● PROMPT
Read the lines below and count those that have the word "Kuan". Respond with the number only.

§

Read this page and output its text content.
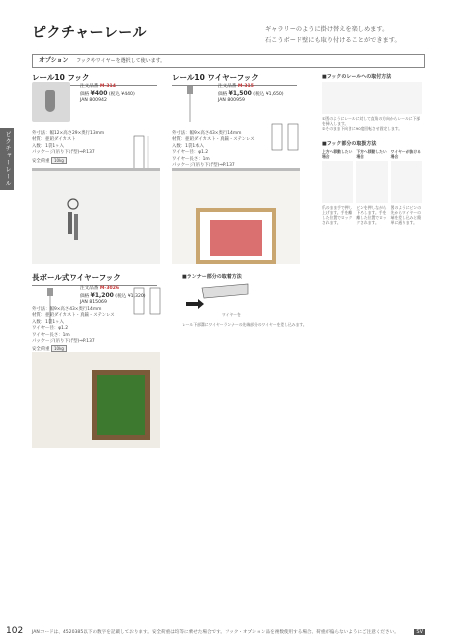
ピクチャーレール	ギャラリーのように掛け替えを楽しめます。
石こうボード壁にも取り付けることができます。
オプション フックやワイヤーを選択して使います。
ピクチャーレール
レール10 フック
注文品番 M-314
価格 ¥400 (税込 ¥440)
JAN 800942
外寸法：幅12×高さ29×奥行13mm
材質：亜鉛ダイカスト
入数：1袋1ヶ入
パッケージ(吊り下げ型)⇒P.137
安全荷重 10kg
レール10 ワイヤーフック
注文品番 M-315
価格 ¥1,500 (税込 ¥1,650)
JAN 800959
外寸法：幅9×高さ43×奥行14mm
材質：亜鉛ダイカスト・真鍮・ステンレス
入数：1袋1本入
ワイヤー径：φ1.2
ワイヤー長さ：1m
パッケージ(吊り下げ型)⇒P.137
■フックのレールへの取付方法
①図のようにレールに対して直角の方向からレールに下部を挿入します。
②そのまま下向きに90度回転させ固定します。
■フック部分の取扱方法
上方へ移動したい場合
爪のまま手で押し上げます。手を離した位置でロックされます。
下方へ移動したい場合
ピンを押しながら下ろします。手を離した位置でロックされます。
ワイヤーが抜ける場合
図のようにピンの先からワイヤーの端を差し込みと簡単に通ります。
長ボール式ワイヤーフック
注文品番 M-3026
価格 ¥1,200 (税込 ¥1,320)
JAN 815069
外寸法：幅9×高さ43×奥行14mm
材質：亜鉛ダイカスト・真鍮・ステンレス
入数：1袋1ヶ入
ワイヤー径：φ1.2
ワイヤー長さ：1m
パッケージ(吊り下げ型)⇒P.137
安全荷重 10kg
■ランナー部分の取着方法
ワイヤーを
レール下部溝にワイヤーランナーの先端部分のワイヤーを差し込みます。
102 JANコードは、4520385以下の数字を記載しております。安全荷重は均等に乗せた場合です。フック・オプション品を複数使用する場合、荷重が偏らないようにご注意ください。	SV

§

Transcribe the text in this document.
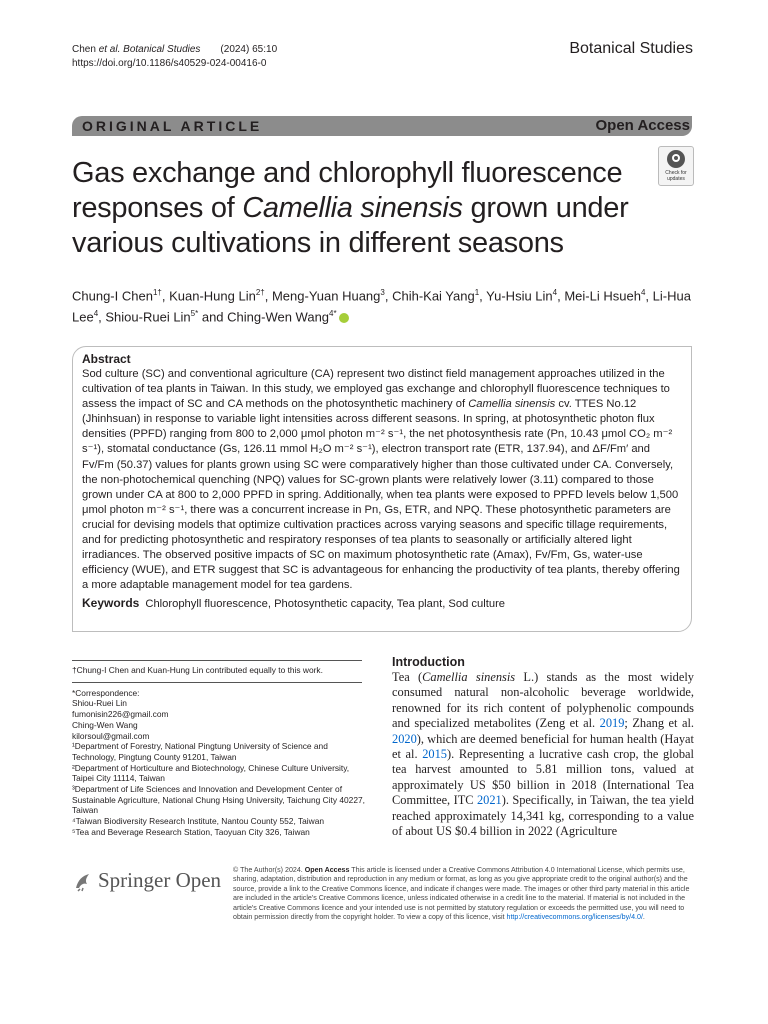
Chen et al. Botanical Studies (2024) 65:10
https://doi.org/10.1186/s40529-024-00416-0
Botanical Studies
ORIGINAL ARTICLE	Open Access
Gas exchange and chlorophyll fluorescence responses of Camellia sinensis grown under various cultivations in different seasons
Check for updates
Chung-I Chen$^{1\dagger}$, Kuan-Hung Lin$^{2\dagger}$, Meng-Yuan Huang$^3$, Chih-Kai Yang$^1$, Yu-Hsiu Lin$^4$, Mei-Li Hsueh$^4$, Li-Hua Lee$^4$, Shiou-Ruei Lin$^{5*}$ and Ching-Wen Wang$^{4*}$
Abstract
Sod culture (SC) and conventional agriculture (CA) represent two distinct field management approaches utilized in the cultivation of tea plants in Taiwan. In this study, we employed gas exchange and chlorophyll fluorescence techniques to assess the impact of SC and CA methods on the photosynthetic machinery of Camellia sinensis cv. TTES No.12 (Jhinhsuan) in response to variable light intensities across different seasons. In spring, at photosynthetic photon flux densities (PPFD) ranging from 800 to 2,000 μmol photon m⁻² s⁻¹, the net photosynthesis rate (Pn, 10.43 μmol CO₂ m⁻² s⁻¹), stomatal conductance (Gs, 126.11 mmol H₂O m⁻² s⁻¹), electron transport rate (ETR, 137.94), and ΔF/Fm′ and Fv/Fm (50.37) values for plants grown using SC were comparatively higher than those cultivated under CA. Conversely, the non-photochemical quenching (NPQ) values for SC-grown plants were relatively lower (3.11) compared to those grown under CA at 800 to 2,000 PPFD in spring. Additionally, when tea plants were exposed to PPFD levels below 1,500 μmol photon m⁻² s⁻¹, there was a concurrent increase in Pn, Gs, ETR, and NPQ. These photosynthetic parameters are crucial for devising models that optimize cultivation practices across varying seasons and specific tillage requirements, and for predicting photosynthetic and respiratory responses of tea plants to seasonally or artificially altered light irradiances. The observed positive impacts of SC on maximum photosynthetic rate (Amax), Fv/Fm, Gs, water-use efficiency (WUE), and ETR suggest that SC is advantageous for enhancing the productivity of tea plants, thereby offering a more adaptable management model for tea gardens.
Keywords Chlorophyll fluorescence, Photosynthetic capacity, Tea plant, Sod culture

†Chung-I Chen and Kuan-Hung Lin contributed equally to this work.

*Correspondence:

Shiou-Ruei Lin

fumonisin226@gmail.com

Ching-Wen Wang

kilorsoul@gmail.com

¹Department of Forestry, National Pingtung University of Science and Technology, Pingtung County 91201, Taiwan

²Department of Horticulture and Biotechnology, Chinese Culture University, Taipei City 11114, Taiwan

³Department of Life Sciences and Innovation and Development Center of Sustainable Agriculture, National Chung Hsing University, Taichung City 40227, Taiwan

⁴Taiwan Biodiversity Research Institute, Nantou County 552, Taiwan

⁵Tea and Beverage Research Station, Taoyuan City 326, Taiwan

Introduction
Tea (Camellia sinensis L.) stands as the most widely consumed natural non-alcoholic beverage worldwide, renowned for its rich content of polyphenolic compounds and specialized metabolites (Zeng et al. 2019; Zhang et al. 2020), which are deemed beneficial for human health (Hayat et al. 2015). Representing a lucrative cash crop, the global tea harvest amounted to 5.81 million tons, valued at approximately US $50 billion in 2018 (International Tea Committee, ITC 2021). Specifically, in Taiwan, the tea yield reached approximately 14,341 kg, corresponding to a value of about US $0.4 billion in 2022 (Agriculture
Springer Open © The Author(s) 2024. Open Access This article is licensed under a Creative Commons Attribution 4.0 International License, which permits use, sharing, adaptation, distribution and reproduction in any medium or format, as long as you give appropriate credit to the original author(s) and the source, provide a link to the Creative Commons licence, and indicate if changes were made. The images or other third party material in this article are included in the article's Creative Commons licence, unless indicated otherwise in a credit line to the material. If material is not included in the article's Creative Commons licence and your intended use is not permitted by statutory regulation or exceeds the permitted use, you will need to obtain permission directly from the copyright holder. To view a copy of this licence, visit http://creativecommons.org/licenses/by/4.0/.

§

● EXPECTED ANSWER
2